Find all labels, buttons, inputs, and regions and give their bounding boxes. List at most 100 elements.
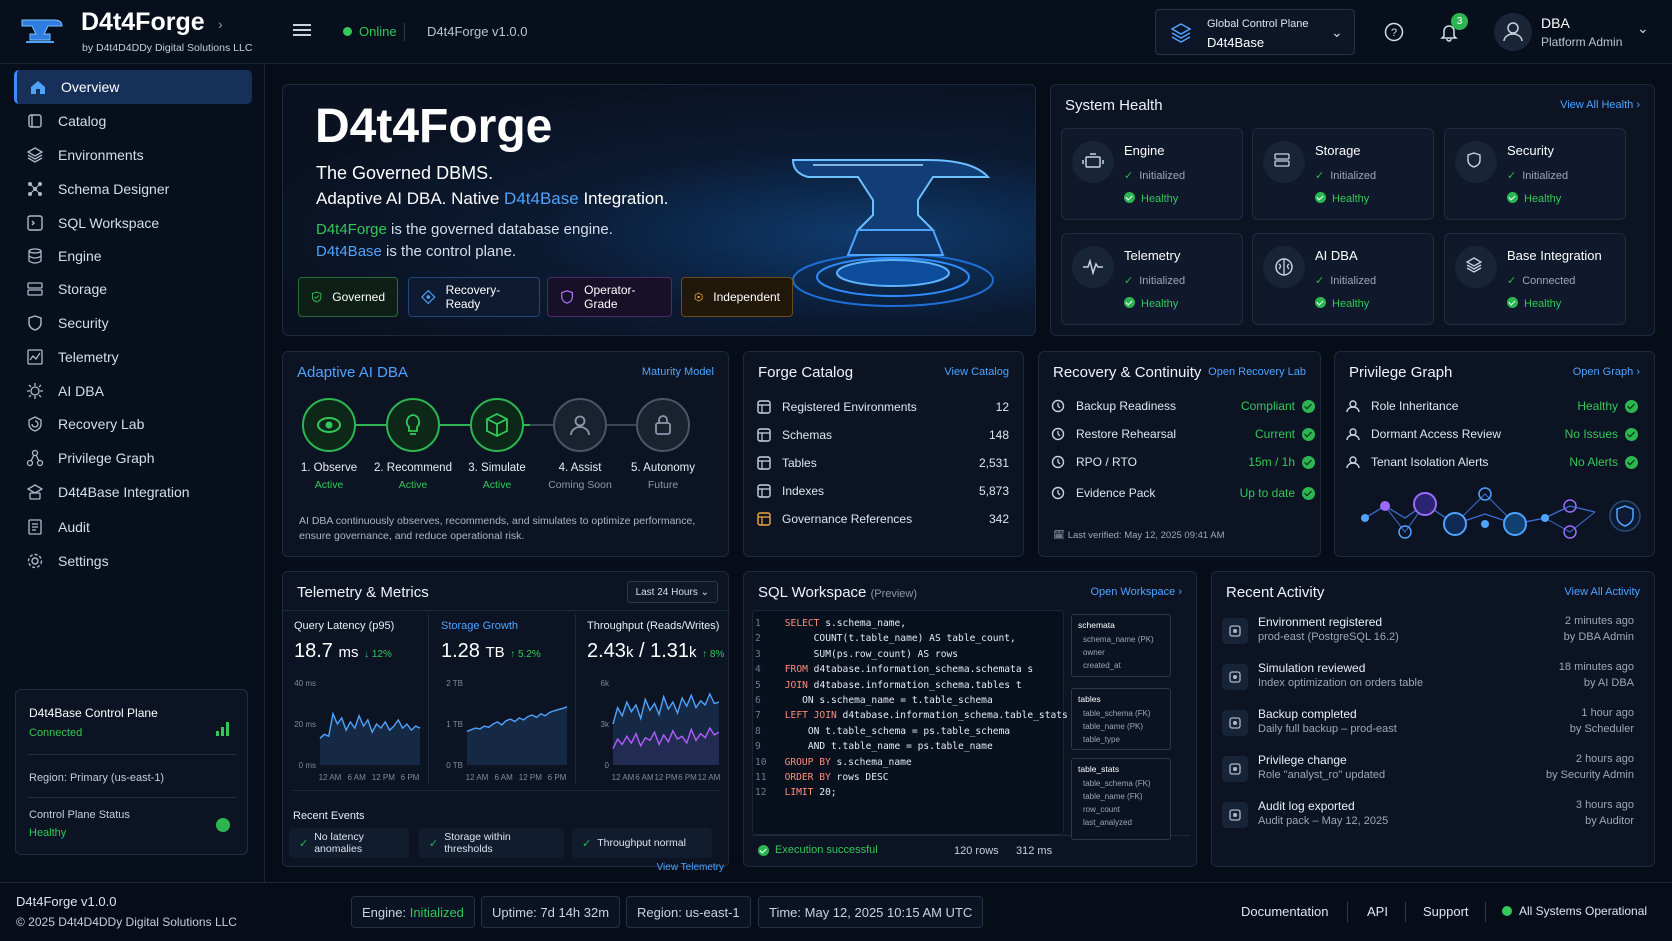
series-area	[467, 706, 567, 765]
recovery-row[interactable]: Evidence Pack Up to date	[1051, 483, 1315, 503]
recent-activity-panel: Recent Activity View All Activity	[1211, 571, 1655, 867]
recovery-row[interactable]: Restore Rehearsal Current	[1051, 424, 1315, 444]
layers-icon	[1455, 246, 1497, 288]
activity-item[interactable]: Environment registered prod-east (Postgre…	[1222, 614, 1634, 654]
chevron-right-icon[interactable]: ›	[218, 16, 223, 32]
check-circle-icon	[1625, 455, 1638, 469]
sidebar-item-catalog[interactable]: Catalog	[14, 104, 252, 138]
y-tick-label: 40 ms	[294, 679, 316, 688]
storage-icon	[1263, 141, 1305, 183]
integration-icon	[26, 484, 44, 500]
sidebar-item-audit[interactable]: Audit	[14, 510, 252, 544]
app-title[interactable]: D4t4Forge	[81, 8, 205, 36]
activity-item[interactable]: Audit log exported Audit pack – May 12, 2…	[1222, 798, 1634, 838]
health-card-storage[interactable]: Storage ✓ Initialized Healthy	[1252, 128, 1434, 220]
badge-operator-grade: Operator-Grade	[547, 277, 672, 317]
sidebar-item-d4t4base-integration[interactable]: D4t4Base Integration	[14, 475, 252, 509]
series-line	[319, 711, 421, 739]
ai-dba-step-4[interactable]	[553, 398, 607, 452]
recovery-row[interactable]: Backup Readiness Compliant	[1051, 396, 1315, 416]
catalog-row[interactable]: Tables 2,531	[757, 453, 1009, 473]
ai-dba-step-1[interactable]	[302, 398, 356, 452]
sidebar-item-engine[interactable]: Engine	[14, 239, 252, 273]
sidebar-item-overview[interactable]: Overview	[14, 70, 252, 104]
sidebar-item-ai-dba[interactable]: AI DBA	[14, 374, 252, 408]
catalog-row[interactable]: Indexes 5,873	[757, 481, 1009, 501]
control-plane-selector[interactable]: Global Control Plane D4t4Base ⌄	[1155, 9, 1355, 55]
open-graph-link[interactable]: Open Graph ›	[1572, 366, 1640, 378]
check-circle-icon	[1507, 192, 1518, 203]
sidebar-item-sql-workspace[interactable]: SQL Workspace	[14, 206, 252, 240]
sql-code-line: 2 COUNT(t.table_name) AS table_count,	[755, 633, 1016, 645]
anvil-illustration-icon	[753, 105, 1023, 325]
y-tick-label: 1 TB	[446, 720, 463, 729]
view-all-activity-link[interactable]: View All Activity	[1564, 586, 1640, 598]
privilege-row[interactable]: Dormant Access Review No Issues	[1346, 424, 1638, 444]
privilege-row[interactable]: Role Inheritance Healthy	[1346, 396, 1638, 416]
top-bar: D4t4Forge › by D4t4D4DDy Digital Solutio…	[0, 0, 1672, 64]
sidebar-item-environments[interactable]: Environments	[14, 138, 252, 172]
user-menu-chevron-icon[interactable]: ⌄	[1637, 20, 1649, 36]
time-range-select[interactable]: Last 24 Hours ⌄	[626, 581, 718, 603]
view-catalog-link[interactable]: View Catalog	[944, 366, 1009, 378]
open-workspace-link[interactable]: Open Workspace ›	[1090, 586, 1182, 598]
x-tick-label: 12 AM	[698, 773, 721, 782]
help-icon[interactable]: ?	[1384, 22, 1404, 42]
catalog-row[interactable]: Governance References 342	[757, 509, 1009, 529]
recovery-row[interactable]: RPO / RTO 15m / 1h	[1051, 452, 1315, 472]
schema-table-tables[interactable]: tables table_schema (FK) table_name (PK) ta…	[1071, 688, 1171, 750]
sidebar-item-telemetry[interactable]: Telemetry	[14, 340, 252, 374]
check-circle-icon	[1302, 455, 1315, 469]
health-card-engine[interactable]: Engine ✓ Initialized Healthy	[1061, 128, 1243, 220]
view-telemetry-link[interactable]: View Telemetry	[656, 862, 724, 873]
sidebar-item-security[interactable]: Security	[14, 306, 252, 340]
health-card-base-integration[interactable]: Base Integration ✓ Connected Healthy	[1444, 233, 1626, 325]
restore-icon	[1051, 427, 1065, 441]
user-icon	[1346, 428, 1360, 441]
recovery-title: Recovery & Continuity	[1053, 364, 1202, 381]
ai-dba-step-3[interactable]	[470, 398, 524, 452]
check-icon: ✓	[299, 837, 309, 850]
sql-editor[interactable]	[752, 610, 1064, 835]
open-recovery-lab-link[interactable]: Open Recovery Lab	[1208, 366, 1306, 378]
menu-icon[interactable]	[293, 22, 311, 38]
health-card-telemetry[interactable]: Telemetry ✓ Initialized Healthy	[1061, 233, 1243, 325]
api-link[interactable]: API	[1367, 904, 1388, 919]
documentation-link[interactable]: Documentation	[1241, 904, 1329, 919]
view-all-health-link[interactable]: View All Health ›	[1560, 99, 1640, 111]
catalog-row[interactable]: Registered Environments 12	[757, 397, 1009, 417]
health-card-security[interactable]: Security ✓ Initialized Healthy	[1444, 128, 1626, 220]
activity-item[interactable]: Backup completed Daily full backup – prod…	[1222, 706, 1634, 746]
sidebar-item-privilege-graph[interactable]: Privilege Graph	[14, 441, 252, 475]
sidebar-item-label: Security	[58, 315, 109, 331]
user-name[interactable]: DBA	[1541, 15, 1570, 31]
health-card-ai-dba[interactable]: AI DBA ✓ Initialized Healthy	[1252, 233, 1434, 325]
privilege-row[interactable]: Tenant Isolation Alerts No Alerts	[1346, 452, 1638, 472]
ai-dba-step-5[interactable]	[636, 398, 690, 452]
ai-dba-step-2[interactable]	[386, 398, 440, 452]
home-icon	[31, 81, 45, 94]
activity-item[interactable]: Privilege change Role "analyst_ro" update…	[1222, 752, 1634, 792]
ai-dba-step-status: Active	[314, 479, 344, 491]
avatar[interactable]	[1494, 13, 1532, 51]
version-label: D4t4Forge v1.0.0	[427, 24, 528, 39]
schema-table-table-stats[interactable]: table_stats table_schema (FK) table_name (…	[1071, 758, 1171, 840]
schema-table-schemata[interactable]: schemata schema_name (PK) owner created_at	[1071, 614, 1171, 677]
x-tick-label: 12 PM	[372, 773, 395, 782]
catalog-row[interactable]: Schemas 148	[757, 425, 1009, 445]
activity-item[interactable]: Simulation reviewed Index optimization on…	[1222, 660, 1634, 700]
support-link[interactable]: Support	[1423, 904, 1469, 919]
badge-governed: Governed	[298, 277, 398, 317]
sidebar-item-schema-designer[interactable]: Schema Designer	[14, 172, 252, 206]
bell-icon[interactable]	[1439, 22, 1459, 42]
ai-dba-step-label: 2. Recommend	[374, 462, 452, 474]
maturity-model-link[interactable]: Maturity Model	[641, 366, 714, 378]
sidebar-item-settings[interactable]: Settings	[14, 544, 252, 578]
sidebar-item-recovery-lab[interactable]: Recovery Lab	[14, 407, 252, 441]
gear-icon	[27, 553, 43, 569]
table-icon	[757, 456, 771, 470]
sidebar-item-storage[interactable]: Storage	[14, 272, 252, 306]
sidebar-item-label: Environments	[58, 147, 144, 163]
x-tick-label: 6 AM	[635, 773, 654, 782]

* [Given problem]: Edit the listing so that "Evidence Pack" becomes "Evidence Bundle", and reproduce only everything from the line containing "706, 567, 765]" down to the line containing "activity-item[interactable]: Environment registered", leaving all else unchanged.

* [Problem solution]:
series-area	[467, 706, 567, 765]
recovery-row[interactable]: Evidence Bundle Up to date	[1051, 483, 1315, 503]
recent-activity-panel: Recent Activity View All Activity	[1211, 571, 1655, 867]
recovery-row[interactable]: Restore Rehearsal Current	[1051, 424, 1315, 444]
layers-icon	[1455, 246, 1497, 288]
activity-item[interactable]: Environment registered prod-east (Postgre…	[1222, 614, 1634, 654]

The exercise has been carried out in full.